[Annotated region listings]
________________________________________

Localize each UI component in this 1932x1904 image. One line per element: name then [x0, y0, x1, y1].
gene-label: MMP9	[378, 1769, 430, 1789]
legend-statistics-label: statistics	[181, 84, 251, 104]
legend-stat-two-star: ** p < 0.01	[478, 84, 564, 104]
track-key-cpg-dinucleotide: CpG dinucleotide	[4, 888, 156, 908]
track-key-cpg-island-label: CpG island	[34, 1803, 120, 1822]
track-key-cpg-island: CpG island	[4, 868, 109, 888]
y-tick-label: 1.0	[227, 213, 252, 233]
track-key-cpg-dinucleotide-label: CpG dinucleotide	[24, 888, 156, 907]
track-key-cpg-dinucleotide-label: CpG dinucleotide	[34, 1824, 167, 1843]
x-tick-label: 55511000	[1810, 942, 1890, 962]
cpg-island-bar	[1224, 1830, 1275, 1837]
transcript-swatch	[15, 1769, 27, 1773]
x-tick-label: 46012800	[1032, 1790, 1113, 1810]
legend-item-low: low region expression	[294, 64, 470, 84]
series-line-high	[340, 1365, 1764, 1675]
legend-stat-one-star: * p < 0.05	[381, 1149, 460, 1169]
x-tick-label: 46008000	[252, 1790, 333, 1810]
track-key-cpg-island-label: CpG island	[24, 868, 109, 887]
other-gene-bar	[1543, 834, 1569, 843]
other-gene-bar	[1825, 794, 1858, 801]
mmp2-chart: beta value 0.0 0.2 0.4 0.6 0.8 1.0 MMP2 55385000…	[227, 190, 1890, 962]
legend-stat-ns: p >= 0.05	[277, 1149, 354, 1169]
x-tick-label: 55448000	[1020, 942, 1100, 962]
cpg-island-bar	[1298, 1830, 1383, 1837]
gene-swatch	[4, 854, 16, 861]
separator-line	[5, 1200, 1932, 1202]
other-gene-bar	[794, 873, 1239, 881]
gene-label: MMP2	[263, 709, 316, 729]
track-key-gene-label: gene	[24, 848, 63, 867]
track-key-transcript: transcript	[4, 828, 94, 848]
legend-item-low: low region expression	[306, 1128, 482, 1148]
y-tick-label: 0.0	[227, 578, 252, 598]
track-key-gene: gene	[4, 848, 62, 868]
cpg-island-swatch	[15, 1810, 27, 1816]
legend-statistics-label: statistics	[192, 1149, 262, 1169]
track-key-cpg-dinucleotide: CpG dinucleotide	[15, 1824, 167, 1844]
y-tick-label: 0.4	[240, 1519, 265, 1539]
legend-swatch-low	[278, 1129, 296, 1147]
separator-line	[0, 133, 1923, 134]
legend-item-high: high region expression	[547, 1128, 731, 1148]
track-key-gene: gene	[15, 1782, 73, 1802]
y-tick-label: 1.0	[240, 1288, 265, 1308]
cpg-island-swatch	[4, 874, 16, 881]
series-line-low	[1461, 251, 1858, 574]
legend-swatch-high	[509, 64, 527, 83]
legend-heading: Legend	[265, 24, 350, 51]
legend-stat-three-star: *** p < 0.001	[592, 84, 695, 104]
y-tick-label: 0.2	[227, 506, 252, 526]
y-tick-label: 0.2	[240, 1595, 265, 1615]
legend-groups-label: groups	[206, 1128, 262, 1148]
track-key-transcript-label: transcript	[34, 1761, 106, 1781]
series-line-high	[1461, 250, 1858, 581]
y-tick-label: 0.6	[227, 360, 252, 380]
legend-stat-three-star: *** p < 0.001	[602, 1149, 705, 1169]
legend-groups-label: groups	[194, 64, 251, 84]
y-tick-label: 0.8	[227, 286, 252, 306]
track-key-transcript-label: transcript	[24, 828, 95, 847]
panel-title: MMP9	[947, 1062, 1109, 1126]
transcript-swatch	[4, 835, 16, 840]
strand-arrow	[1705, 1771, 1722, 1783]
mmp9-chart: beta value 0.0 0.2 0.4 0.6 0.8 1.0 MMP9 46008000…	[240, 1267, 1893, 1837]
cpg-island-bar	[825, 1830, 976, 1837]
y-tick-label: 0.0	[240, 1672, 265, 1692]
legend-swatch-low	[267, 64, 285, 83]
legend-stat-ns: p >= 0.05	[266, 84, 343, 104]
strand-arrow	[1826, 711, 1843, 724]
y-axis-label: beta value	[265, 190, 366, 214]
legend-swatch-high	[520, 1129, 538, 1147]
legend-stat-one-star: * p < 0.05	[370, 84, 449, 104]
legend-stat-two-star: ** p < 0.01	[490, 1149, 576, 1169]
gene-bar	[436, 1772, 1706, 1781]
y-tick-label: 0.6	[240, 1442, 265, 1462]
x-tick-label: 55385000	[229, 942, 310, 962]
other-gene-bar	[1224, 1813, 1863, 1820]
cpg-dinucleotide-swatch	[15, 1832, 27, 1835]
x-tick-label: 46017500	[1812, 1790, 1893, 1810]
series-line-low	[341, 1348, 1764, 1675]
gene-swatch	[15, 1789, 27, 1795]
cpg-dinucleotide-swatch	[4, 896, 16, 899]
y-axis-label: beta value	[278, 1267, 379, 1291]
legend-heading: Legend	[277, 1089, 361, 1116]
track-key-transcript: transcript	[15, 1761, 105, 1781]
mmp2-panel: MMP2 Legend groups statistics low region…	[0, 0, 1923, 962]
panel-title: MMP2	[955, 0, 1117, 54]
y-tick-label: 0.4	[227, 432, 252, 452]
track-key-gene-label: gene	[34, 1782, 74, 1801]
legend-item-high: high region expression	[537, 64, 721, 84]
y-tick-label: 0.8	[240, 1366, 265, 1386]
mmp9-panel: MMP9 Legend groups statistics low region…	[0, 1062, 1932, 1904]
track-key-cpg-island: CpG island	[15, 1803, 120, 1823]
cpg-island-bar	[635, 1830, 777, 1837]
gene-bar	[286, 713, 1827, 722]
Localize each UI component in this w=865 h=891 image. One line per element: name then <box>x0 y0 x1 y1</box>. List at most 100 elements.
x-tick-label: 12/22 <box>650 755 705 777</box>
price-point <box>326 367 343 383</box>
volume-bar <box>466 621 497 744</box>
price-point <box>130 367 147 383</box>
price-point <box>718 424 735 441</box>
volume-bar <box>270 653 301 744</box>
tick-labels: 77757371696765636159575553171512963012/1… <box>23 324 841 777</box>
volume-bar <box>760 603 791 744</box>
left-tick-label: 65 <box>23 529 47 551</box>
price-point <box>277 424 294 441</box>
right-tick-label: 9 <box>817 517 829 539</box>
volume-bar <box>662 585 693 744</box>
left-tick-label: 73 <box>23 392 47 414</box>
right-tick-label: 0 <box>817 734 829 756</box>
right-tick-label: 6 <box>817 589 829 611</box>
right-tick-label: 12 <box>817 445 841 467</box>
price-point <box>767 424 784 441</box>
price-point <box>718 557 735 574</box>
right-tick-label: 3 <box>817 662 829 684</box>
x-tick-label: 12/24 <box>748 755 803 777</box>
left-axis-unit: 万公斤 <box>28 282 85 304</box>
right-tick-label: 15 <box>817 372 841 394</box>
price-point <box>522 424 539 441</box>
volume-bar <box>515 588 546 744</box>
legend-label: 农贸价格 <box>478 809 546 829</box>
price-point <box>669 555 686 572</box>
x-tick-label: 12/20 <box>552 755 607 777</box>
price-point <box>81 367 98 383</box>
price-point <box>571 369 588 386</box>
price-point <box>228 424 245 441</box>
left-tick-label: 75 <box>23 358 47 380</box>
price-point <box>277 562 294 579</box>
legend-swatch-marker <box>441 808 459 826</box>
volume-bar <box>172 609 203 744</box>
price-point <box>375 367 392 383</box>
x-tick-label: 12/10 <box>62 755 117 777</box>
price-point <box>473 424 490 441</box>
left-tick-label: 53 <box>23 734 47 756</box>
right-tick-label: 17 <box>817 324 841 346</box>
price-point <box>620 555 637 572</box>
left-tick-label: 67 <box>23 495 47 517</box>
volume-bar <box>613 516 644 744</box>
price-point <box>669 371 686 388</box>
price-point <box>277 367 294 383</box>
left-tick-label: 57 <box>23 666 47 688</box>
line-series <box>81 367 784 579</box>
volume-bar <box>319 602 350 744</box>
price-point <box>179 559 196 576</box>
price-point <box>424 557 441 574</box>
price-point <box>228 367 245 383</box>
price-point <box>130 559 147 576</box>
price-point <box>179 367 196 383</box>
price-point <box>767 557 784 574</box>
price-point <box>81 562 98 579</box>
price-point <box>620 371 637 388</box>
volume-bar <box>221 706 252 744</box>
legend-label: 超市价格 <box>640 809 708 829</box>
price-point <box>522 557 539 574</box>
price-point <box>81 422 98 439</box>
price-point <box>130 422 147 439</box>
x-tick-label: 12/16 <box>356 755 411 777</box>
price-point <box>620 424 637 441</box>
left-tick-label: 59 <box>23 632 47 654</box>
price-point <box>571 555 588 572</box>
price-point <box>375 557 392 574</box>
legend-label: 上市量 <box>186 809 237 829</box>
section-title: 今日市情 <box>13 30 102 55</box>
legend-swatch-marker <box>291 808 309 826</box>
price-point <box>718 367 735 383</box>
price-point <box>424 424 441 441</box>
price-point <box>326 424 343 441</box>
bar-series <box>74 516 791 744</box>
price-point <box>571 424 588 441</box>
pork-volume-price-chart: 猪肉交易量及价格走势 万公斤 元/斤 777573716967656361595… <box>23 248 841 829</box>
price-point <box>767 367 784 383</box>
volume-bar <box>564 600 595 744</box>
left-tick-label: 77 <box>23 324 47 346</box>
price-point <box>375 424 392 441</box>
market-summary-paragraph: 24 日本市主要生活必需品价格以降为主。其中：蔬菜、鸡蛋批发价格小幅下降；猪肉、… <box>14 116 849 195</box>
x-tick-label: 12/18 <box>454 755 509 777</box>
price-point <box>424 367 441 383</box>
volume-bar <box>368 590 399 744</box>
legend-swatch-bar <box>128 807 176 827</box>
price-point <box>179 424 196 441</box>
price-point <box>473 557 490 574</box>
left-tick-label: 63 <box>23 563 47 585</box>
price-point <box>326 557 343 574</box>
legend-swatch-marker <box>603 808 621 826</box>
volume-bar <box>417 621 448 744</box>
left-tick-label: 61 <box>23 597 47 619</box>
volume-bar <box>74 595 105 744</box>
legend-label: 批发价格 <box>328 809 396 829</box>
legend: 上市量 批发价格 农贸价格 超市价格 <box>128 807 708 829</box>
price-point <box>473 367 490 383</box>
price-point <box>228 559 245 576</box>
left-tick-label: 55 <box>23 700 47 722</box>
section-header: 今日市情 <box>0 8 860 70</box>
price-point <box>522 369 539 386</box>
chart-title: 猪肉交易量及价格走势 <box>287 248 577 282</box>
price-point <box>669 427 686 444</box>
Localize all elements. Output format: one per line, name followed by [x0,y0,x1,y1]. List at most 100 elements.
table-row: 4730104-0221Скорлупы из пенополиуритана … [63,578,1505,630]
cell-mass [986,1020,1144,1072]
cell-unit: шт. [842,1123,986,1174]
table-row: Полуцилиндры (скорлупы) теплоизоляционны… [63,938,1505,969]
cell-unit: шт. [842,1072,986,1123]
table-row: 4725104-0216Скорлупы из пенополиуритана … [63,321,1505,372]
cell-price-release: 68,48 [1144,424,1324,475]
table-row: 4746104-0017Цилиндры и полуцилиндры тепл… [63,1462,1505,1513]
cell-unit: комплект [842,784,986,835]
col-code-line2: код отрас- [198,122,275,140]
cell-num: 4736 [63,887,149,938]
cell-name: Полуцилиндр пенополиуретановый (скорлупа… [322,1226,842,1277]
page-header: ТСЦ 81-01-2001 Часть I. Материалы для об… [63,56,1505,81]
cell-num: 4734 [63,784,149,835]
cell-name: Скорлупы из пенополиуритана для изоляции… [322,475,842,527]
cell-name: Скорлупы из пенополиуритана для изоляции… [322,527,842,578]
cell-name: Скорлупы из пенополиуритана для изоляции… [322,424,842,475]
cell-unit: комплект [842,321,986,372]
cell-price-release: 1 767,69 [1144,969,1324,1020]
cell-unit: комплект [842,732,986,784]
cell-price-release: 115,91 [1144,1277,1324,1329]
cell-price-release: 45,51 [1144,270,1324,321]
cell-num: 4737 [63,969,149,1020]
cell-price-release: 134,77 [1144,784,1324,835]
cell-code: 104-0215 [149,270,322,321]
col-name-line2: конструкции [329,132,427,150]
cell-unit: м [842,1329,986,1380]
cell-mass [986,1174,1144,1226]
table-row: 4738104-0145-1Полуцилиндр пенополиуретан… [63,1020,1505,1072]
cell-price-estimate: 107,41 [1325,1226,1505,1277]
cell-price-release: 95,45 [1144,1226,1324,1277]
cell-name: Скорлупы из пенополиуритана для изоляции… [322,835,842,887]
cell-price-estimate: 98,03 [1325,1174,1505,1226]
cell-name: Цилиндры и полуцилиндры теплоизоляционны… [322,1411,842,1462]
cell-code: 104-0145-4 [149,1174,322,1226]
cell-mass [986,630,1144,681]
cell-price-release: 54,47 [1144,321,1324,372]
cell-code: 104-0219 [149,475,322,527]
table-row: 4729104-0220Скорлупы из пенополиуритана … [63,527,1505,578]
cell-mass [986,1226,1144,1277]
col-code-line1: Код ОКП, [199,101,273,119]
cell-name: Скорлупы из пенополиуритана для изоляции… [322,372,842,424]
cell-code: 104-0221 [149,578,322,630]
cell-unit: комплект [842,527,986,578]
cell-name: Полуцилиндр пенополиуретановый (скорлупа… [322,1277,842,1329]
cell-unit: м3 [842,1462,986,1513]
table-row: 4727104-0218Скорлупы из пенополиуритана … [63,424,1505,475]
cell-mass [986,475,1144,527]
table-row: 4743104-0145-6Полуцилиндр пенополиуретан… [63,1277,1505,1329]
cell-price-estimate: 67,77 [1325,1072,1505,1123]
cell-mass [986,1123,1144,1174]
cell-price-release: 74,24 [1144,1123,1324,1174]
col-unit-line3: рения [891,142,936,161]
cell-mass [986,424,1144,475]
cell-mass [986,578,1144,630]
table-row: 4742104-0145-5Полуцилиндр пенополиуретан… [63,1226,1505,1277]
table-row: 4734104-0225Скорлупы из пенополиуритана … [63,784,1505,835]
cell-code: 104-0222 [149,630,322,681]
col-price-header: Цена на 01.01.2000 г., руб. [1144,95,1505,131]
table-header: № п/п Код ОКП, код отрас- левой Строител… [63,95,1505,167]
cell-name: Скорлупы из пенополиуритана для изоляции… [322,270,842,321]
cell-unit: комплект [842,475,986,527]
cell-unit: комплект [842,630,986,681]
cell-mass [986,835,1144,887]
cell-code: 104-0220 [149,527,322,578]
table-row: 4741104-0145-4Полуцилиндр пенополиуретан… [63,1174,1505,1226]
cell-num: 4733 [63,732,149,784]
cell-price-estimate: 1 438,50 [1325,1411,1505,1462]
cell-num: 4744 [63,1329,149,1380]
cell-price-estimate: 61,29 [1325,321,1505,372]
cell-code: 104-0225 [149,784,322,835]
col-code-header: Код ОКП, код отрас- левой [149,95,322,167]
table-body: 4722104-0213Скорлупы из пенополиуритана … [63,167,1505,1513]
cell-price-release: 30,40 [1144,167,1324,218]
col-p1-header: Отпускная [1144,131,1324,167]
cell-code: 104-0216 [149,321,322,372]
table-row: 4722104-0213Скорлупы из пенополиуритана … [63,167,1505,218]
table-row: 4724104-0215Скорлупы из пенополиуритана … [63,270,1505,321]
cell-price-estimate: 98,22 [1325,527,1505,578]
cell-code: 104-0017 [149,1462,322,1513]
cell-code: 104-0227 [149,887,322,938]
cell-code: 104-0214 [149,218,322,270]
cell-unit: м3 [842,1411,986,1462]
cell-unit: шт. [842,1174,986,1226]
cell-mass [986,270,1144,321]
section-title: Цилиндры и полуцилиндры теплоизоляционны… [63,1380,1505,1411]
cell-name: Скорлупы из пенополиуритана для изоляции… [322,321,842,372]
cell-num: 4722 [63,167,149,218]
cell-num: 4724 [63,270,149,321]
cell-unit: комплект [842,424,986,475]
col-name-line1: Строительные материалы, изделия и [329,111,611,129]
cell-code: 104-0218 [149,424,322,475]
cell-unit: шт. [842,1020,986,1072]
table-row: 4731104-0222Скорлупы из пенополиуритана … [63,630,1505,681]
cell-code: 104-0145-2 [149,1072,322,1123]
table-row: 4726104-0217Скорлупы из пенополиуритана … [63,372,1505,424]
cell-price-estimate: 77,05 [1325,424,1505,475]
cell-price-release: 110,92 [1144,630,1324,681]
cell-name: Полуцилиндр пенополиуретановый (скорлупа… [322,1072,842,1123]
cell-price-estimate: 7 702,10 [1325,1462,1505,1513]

________________________________________

- WRITTEN TASK -
Copy the entries from their first line through the line with "873, 1239, 881]", swapping "x-tick-label" for "x-axis-label" and leaving everything else unchanged.

- SOLUTION BELOW -
Localize each UI component in this 1932x1904 image. One line per element: name then [x0, y0, x1, y1].
gene-label: MMP9	[378, 1769, 430, 1789]
legend-statistics-label: statistics	[181, 84, 251, 104]
legend-stat-two-star: ** p < 0.01	[478, 84, 564, 104]
track-key-cpg-dinucleotide: CpG dinucleotide	[4, 888, 156, 908]
track-key-cpg-island-label: CpG island	[34, 1803, 120, 1822]
track-key-cpg-island: CpG island	[4, 868, 109, 888]
y-tick-label: 1.0	[227, 213, 252, 233]
track-key-cpg-dinucleotide-label: CpG dinucleotide	[24, 888, 156, 907]
track-key-cpg-dinucleotide-label: CpG dinucleotide	[34, 1824, 167, 1843]
x-axis-label: 55511000	[1810, 942, 1890, 962]
cpg-island-bar	[1224, 1830, 1275, 1837]
transcript-swatch	[15, 1769, 27, 1773]
x-axis-label: 46012800	[1032, 1790, 1113, 1810]
legend-item-low: low region expression	[294, 64, 470, 84]
series-line-high	[340, 1365, 1764, 1675]
legend-stat-one-star: * p < 0.05	[381, 1149, 460, 1169]
x-axis-label: 46008000	[252, 1790, 333, 1810]
track-key-cpg-island-label: CpG island	[24, 868, 109, 887]
other-gene-bar	[1543, 834, 1569, 843]
other-gene-bar	[1825, 794, 1858, 801]
mmp2-chart: beta value 0.0 0.2 0.4 0.6 0.8 1.0 MMP2 55385000…	[227, 190, 1890, 962]
legend-stat-ns: p >= 0.05	[277, 1149, 354, 1169]
x-axis-label: 55448000	[1020, 942, 1100, 962]
cpg-island-bar	[1298, 1830, 1383, 1837]
gene-swatch	[4, 854, 16, 861]
separator-line	[5, 1200, 1932, 1202]
other-gene-bar	[794, 873, 1239, 881]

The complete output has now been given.